WHAT IS NEEDED ▸
Reproduce the listing below without changes, except that pictures are left out.

SUPPLIED RECORDS ▸
--- Begin ---

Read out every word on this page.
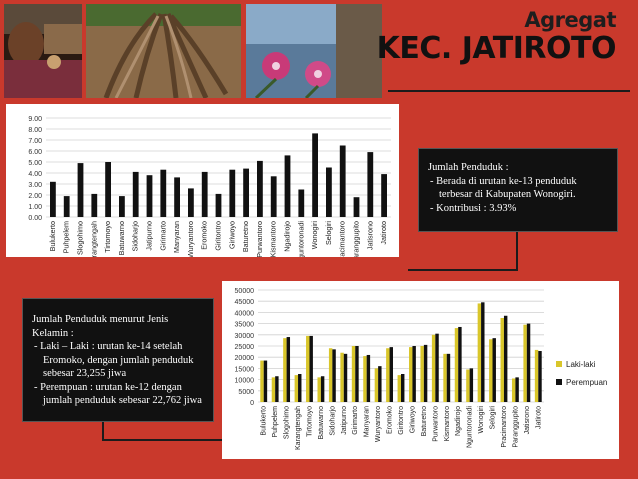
Agregat
KEC. JATIROTO
0.00
1.00
2.00
3.00
4.00
5.00
6.00
7.00
8.00
9.00
Bulukerto Puhpelem Slogohimo Karangtengah Tirtomoyo Batuwarno Sidoharjo Jatipurno Girimarto Manyaran Wuryantoro Eromoko Giritontro Giriwoyo Baturetno Purwantoro Kismantoro Ngadirojo Nguntoronadi Wonogiri Selogiri Pracimantoro Paranggupito Jatisrono Jatiroto
Jumlah Penduduk :
- Berada di urutan ke-13 penduduk terbesar di Kabupaten Wonogiri.
- Kontribusi : 3.93%
0
5000
10000
15000
20000
25000
30000
35000
40000
45000
50000
Bulukerto Puhpelem Slogohimo Karangtengah Tirtomoyo Batuwarno Sidoharjo Jatipurno Girimarto Manyaran Wuryantoro Eromoko Giritontro Giriwoyo Baturetno Purwantoro Kismantoro Ngadirojo Nguntoronadi Wonogiri Selogiri Pracimantoro Paranggupito Jatisrono Jatiroto
Laki-laki
Perempuan
Jumlah Penduduk menurut Jenis Kelamin :
- Laki – Laki : urutan ke-14 setelah Eromoko, dengan jumlah penduduk sebesar 23,255 jiwa
- Perempuan : urutan ke-12 dengan jumlah penduduk sebesar 22,762 jiwa
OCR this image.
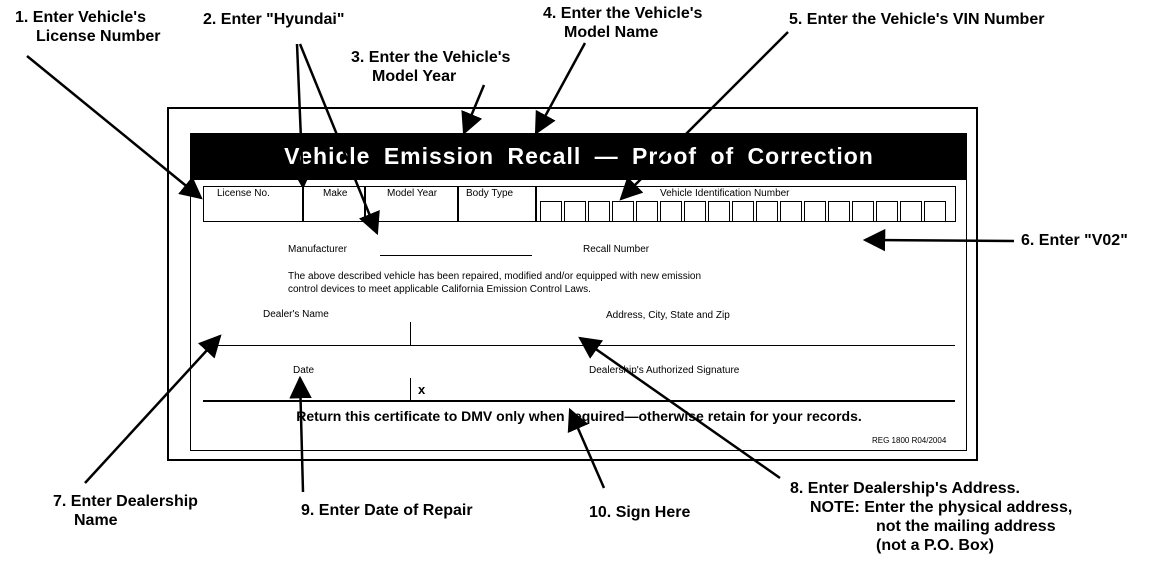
1. Enter Vehicle's
License Number
2. Enter "Hyundai"
3. Enter the Vehicle's
Model Year
4. Enter the Vehicle's
Model Name
5. Enter the Vehicle's VIN Number
6. Enter "V02"
7. Enter Dealership
Name
8. Enter Dealership's Address.
NOTE: Enter the physical address,
not the mailing address
(not a P.O. Box)
9. Enter Date of Repair	10. Sign Here
Vehicle Emission Recall — Proof of Correction
License No.	Make	Model Year	Body Type	Vehicle Identification Number
Manufacturer	Recall Number
The above described vehicle has been repaired, modified and/or equipped with new emission
control devices to meet applicable California Emission Control Laws.
Dealer's Name	Address, City, State and Zip
Date	Dealership's Authorized Signature
x
Return this certificate to DMV only when required—otherwise retain for your records.
REG 1800 R04/2004
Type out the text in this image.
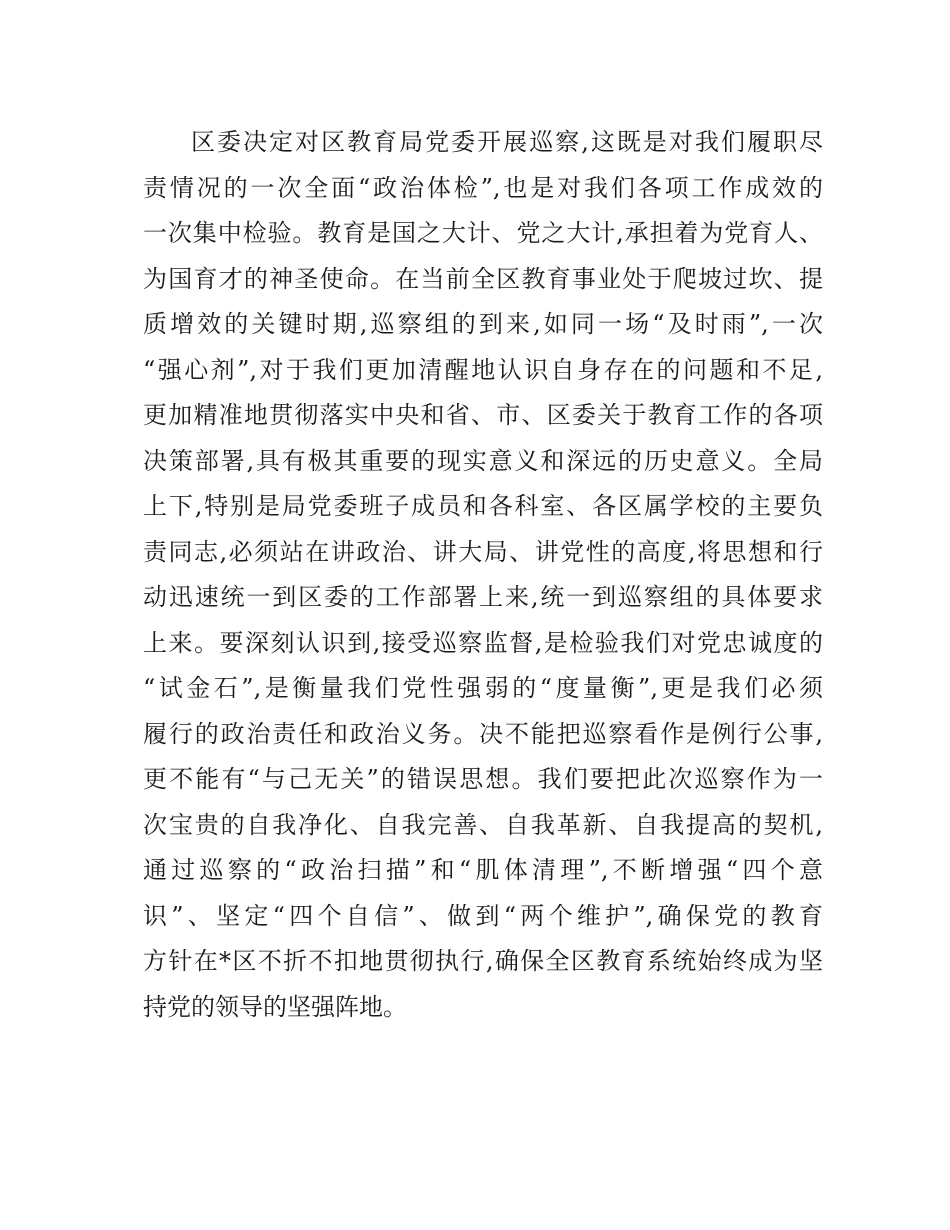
区委决定对区教育局党委开展巡察,这既是对我们履职尽
责情况的一次全面“政治体检”,也是对我们各项工作成效的
一次集中检验。教育是国之大计、党之大计,承担着为党育人、
为国育才的神圣使命。在当前全区教育事业处于爬坡过坎、提
质增效的关键时期,巡察组的到来,如同一场“及时雨”,一次
“强心剂”,对于我们更加清醒地认识自身存在的问题和不足,
更加精准地贯彻落实中央和省、市、区委关于教育工作的各项
决策部署,具有极其重要的现实意义和深远的历史意义。全局
上下,特别是局党委班子成员和各科室、各区属学校的主要负
责同志,必须站在讲政治、讲大局、讲党性的高度,将思想和行
动迅速统一到区委的工作部署上来,统一到巡察组的具体要求
上来。要深刻认识到,接受巡察监督,是检验我们对党忠诚度的
“试金石”,是衡量我们党性强弱的“度量衡”,更是我们必须
履行的政治责任和政治义务。决不能把巡察看作是例行公事,
更不能有“与己无关”的错误思想。我们要把此次巡察作为一
次宝贵的自我净化、自我完善、自我革新、自我提高的契机,
通过巡察的“政治扫描”和“肌体清理”,不断增强“四个意
识”、坚定“四个自信”、做到“两个维护”,确保党的教育
方针在*区不折不扣地贯彻执行,确保全区教育系统始终成为坚
持党的领导的坚强阵地。
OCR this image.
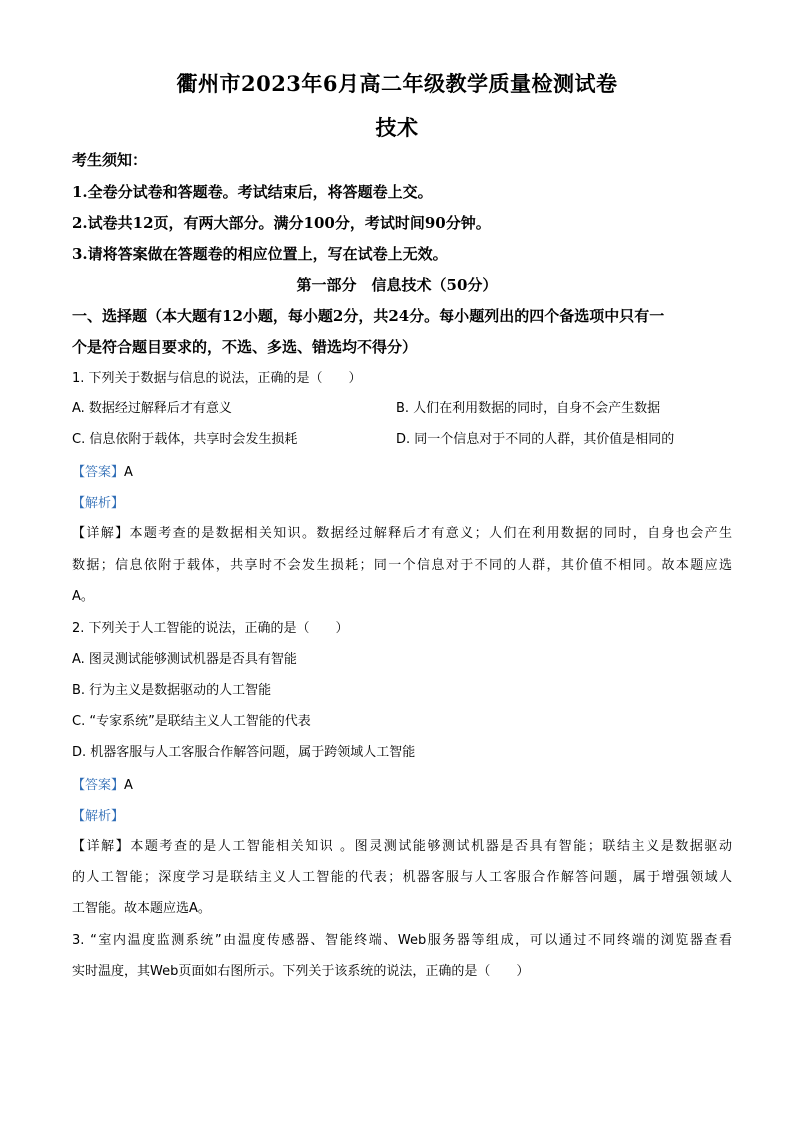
衢州市2023年6月高二年级教学质量检测试卷
技术
考生须知：
1.全卷分试卷和答题卷。考试结束后，将答题卷上交。
2.试卷共12页，有两大部分。满分100分，考试时间90分钟。
3.请将答案做在答题卷的相应位置上，写在试卷上无效。
第一部分　信息技术（50分）
一、选择题（本大题有12小题，每小题2分，共24分。每小题列出的四个备选项中只有一
个是符合题目要求的，不选、多选、错选均不得分）
1. 下列关于数据与信息的说法，正确的是（　　）
A. 数据经过解释后才有意义	B. 人们在利用数据的同时，自身不会产生数据
C. 信息依附于载体，共享时会发生损耗	D. 同一个信息对于不同的人群，其价值是相同的
【答案】A
【解析】
【详解】本题考查的是数据相关知识。数据经过解释后才有意义；人们在利用数据的同时，自身也会产生
数据；信息依附于载体，共享时不会发生损耗；同一个信息对于不同的人群，其价值不相同。故本题应选
A。
2. 下列关于人工智能的说法，正确的是（　　）
A. 图灵测试能够测试机器是否具有智能
B. 行为主义是数据驱动的人工智能
C. “专家系统”是联结主义人工智能的代表
D. 机器客服与人工客服合作解答问题，属于跨领域人工智能
【答案】A
【解析】
【详解】本题考查的是人工智能相关知识 。图灵测试能够测试机器是否具有智能；联结主义是数据驱动
的人工智能；深度学习是联结主义人工智能的代表；机器客服与人工客服合作解答问题，属于增强领域人
工智能。故本题应选A。
3. “室内温度监测系统”由温度传感器、智能终端、Web服务器等组成，可以通过不同终端的浏览器查看
实时温度，其Web页面如右图所示。下列关于该系统的说法，正确的是（　　）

--- End ---

EXERCISE SOLUTION ▸
Read out every word on this page.
Agregat
KEC. JATIROTO
0.00
1.00
2.00
3.00
4.00
5.00
6.00
7.00
8.00
9.00
Bulukerto Puhpelem Slogohimo Karangtengah Tirtomoyo Batuwarno Sidoharjo Jatipurno Girimarto Manyaran Wuryantoro Eromoko Giritontro Giriwoyo Baturetno Purwantoro Kismantoro Ngadirojo Nguntoronadi Wonogiri Selogiri Pracimantoro Paranggupito Jatisrono Jatiroto
Jumlah Penduduk :
- Berada di urutan ke-13 penduduk terbesar di Kabupaten Wonogiri.
- Kontribusi : 3.93%
0
5000
10000
15000
20000
25000
30000
35000
40000
45000
50000
Bulukerto Puhpelem Slogohimo Karangtengah Tirtomoyo Batuwarno Sidoharjo Jatipurno Girimarto Manyaran Wuryantoro Eromoko Giritontro Giriwoyo Baturetno Purwantoro Kismantoro Ngadirojo Nguntoronadi Wonogiri Selogiri Pracimantoro Paranggupito Jatisrono Jatiroto
Laki-laki
Perempuan
Jumlah Penduduk menurut Jenis Kelamin :
- Laki – Laki : urutan ke-14 setelah Eromoko, dengan jumlah penduduk sebesar 23,255 jiwa
- Perempuan : urutan ke-12 dengan jumlah penduduk sebesar 22,762 jiwa
OCR this image.
1. Enter Vehicle's
License Number
2. Enter "Hyundai"
3. Enter the Vehicle's
Model Year
4. Enter the Vehicle's
Model Name
5. Enter the Vehicle's VIN Number
6. Enter "V02"
7. Enter Dealership
Name
8. Enter Dealership's Address.
NOTE: Enter the physical address,
not the mailing address
(not a P.O. Box)
9. Enter Date of Repair	10. Sign Here
Vehicle Emission Recall — Proof of Correction
License No.	Make	Model Year	Body Type	Vehicle Identification Number
Manufacturer	Recall Number
The above described vehicle has been repaired, modified and/or equipped with new emission
control devices to meet applicable California Emission Control Laws.
Dealer's Name	Address, City, State and Zip
Date	Dealership's Authorized Signature
x
Return this certificate to DMV only when required—otherwise retain for your records.
REG 1800 R04/2004
Type out the text in this image.
区委决定对区教育局党委开展巡察,这既是对我们履职尽
责情况的一次全面“政治体检”,也是对我们各项工作成效的
一次集中检验。教育是国之大计、党之大计,承担着为党育人、
为国育才的神圣使命。在当前全区教育事业处于爬坡过坎、提
质增效的关键时期,巡察组的到来,如同一场“及时雨”,一次
“强心剂”,对于我们更加清醒地认识自身存在的问题和不足,
更加精准地贯彻落实中央和省、市、区委关于教育工作的各项
决策部署,具有极其重要的现实意义和深远的历史意义。全局
上下,特别是局党委班子成员和各科室、各区属学校的主要负
责同志,必须站在讲政治、讲大局、讲党性的高度,将思想和行
动迅速统一到区委的工作部署上来,统一到巡察组的具体要求
上来。要深刻认识到,接受巡察监督,是检验我们对党忠诚度的
“试金石”,是衡量我们党性强弱的“度量衡”,更是我们必须
履行的政治责任和政治义务。决不能把巡察看作是例行公事,
更不能有“与己无关”的错误思想。我们要把此次巡察作为一
次宝贵的自我净化、自我完善、自我革新、自我提高的契机,
通过巡察的“政治扫描”和“肌体清理”,不断增强“四个意
识”、坚定“四个自信”、做到“两个维护”,确保党的教育
方针在*区不折不扣地贯彻执行,确保全区教育系统始终成为坚
持党的领导的坚强阵地。
OCR this image.
衢州市2023年6月高二年级教学质量检测试卷
技术
考生须知：
1.全卷分试卷和答题卷。考试结束后，将答题卷上交。
2.试卷共12页，有两大部分。满分100分，考试时间90分钟。
3.请将答案做在答题卷的相应位置上，写在试卷上无效。
第一部分　信息技术（50分）
一、选择题（本大题有12小题，每小题2分，共24分。每小题列出的四个备选项中只有一
个是符合题目要求的，不选、多选、错选均不得分）
1. 下列关于数据与信息的说法，正确的是（　　）
A. 数据经过解释后才有意义	B. 人们在利用数据的同时，自身不会产生数据
C. 信息依附于载体，共享时会发生损耗	D. 同一个信息对于不同的人群，其价值是相同的
【答案】A
【解析】
【详解】本题考查的是数据相关知识。数据经过解释后才有意义；人们在利用数据的同时，自身也会产生
数据；信息依附于载体，共享时不会发生损耗；同一个信息对于不同的人群，其价值不相同。故本题应选
A。
2. 下列关于人工智能的说法，正确的是（　　）
A. 图灵测试能够测试机器是否具有智能
B. 行为主义是数据驱动的人工智能
C. “专家系统”是联结主义人工智能的代表
D. 机器客服与人工客服合作解答问题，属于跨领域人工智能
【答案】A
【解析】
【详解】本题考查的是人工智能相关知识 。图灵测试能够测试机器是否具有智能；联结主义是数据驱动
的人工智能；深度学习是联结主义人工智能的代表；机器客服与人工客服合作解答问题，属于增强领域人
工智能。故本题应选A。
3. “室内温度监测系统”由温度传感器、智能终端、Web服务器等组成，可以通过不同终端的浏览器查看
实时温度，其Web页面如右图所示。下列关于该系统的说法，正确的是（　　）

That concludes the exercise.